## Dataset rows
┏━━

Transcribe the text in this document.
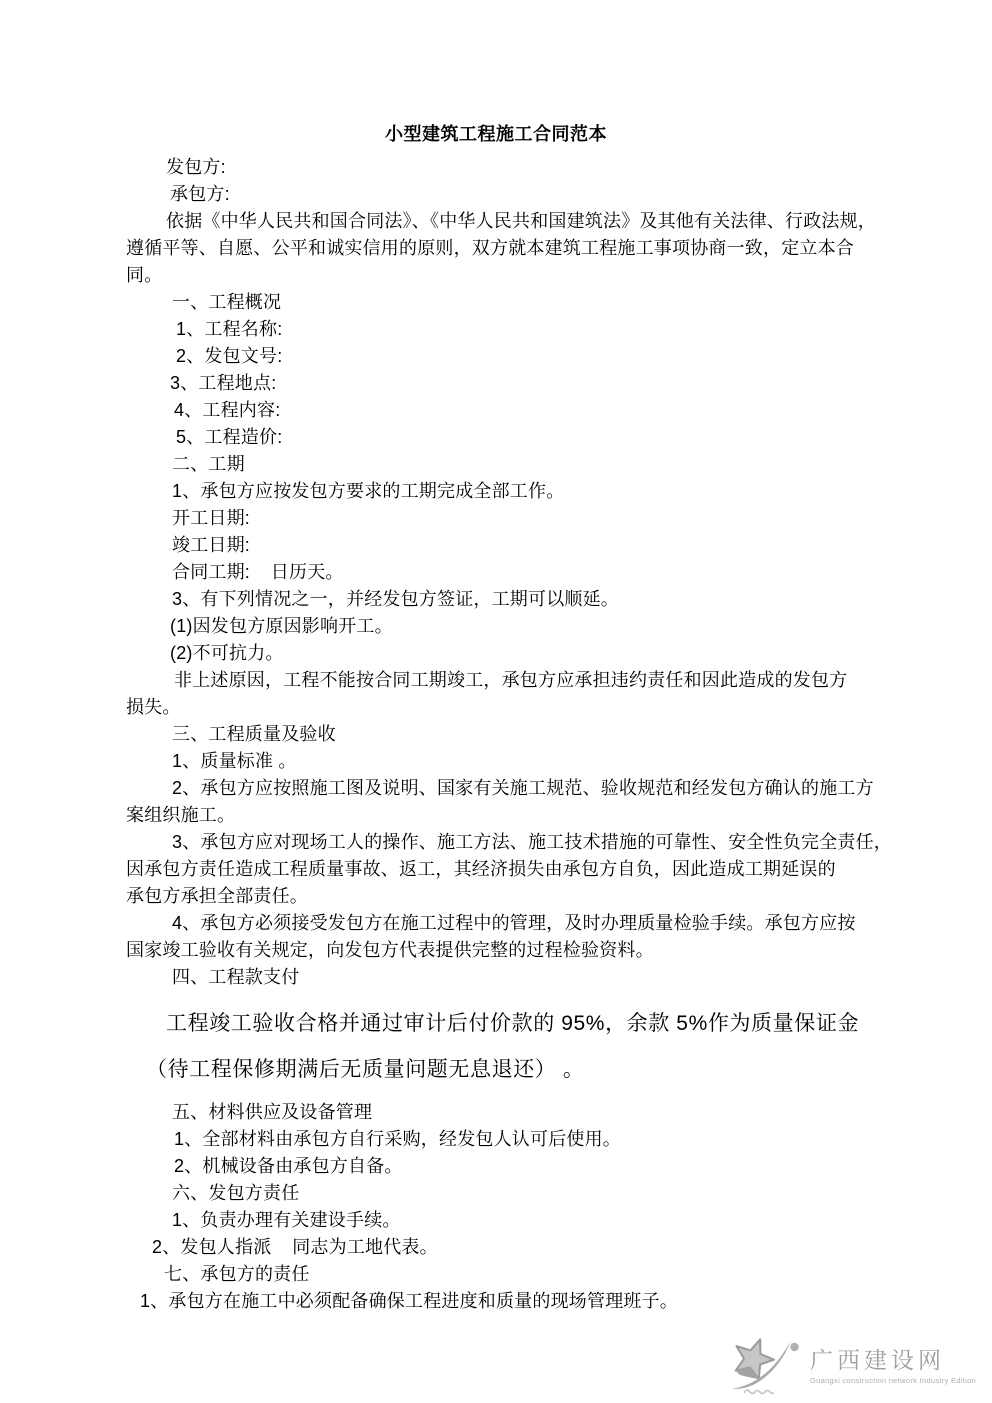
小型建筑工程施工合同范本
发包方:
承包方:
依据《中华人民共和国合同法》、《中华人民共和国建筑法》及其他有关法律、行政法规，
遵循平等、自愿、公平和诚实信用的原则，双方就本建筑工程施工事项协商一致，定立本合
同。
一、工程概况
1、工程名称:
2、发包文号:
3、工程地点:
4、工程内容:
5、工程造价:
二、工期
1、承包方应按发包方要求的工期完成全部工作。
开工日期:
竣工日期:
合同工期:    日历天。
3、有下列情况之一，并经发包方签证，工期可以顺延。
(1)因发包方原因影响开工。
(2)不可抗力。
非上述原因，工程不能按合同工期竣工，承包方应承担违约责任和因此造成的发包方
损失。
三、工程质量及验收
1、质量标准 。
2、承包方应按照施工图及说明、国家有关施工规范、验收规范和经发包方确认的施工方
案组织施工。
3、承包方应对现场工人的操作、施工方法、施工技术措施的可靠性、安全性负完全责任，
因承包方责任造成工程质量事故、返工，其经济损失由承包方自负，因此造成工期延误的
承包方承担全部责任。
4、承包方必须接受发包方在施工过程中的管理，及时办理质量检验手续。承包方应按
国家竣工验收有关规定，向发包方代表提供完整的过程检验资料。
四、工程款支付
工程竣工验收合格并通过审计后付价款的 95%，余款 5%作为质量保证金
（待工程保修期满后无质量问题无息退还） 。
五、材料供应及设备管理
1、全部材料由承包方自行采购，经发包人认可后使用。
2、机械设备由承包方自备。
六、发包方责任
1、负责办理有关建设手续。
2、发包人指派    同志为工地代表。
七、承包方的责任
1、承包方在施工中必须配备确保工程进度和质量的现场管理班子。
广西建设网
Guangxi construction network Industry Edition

┗━━

## Exercise goal
Write out every line above exactly as it is, leaving out the pictures.

## Answer to this task
Transcribe the text in this document.
小型建筑工程施工合同范本
发包方:
承包方:
依据《中华人民共和国合同法》、《中华人民共和国建筑法》及其他有关法律、行政法规，
遵循平等、自愿、公平和诚实信用的原则，双方就本建筑工程施工事项协商一致，定立本合
同。
一、工程概况
1、工程名称:
2、发包文号:
3、工程地点:
4、工程内容:
5、工程造价:
二、工期
1、承包方应按发包方要求的工期完成全部工作。
开工日期:
竣工日期:
合同工期:    日历天。
3、有下列情况之一，并经发包方签证，工期可以顺延。
(1)因发包方原因影响开工。
(2)不可抗力。
非上述原因，工程不能按合同工期竣工，承包方应承担违约责任和因此造成的发包方
损失。
三、工程质量及验收
1、质量标准 。
2、承包方应按照施工图及说明、国家有关施工规范、验收规范和经发包方确认的施工方
案组织施工。
3、承包方应对现场工人的操作、施工方法、施工技术措施的可靠性、安全性负完全责任，
因承包方责任造成工程质量事故、返工，其经济损失由承包方自负，因此造成工期延误的
承包方承担全部责任。
4、承包方必须接受发包方在施工过程中的管理，及时办理质量检验手续。承包方应按
国家竣工验收有关规定，向发包方代表提供完整的过程检验资料。
四、工程款支付
工程竣工验收合格并通过审计后付价款的 95%，余款 5%作为质量保证金
（待工程保修期满后无质量问题无息退还） 。
五、材料供应及设备管理
1、全部材料由承包方自行采购，经发包人认可后使用。
2、机械设备由承包方自备。
六、发包方责任
1、负责办理有关建设手续。
2、发包人指派    同志为工地代表。
七、承包方的责任
1、承包方在施工中必须配备确保工程进度和质量的现场管理班子。
广西建设网
Guangxi construction network Industry Edition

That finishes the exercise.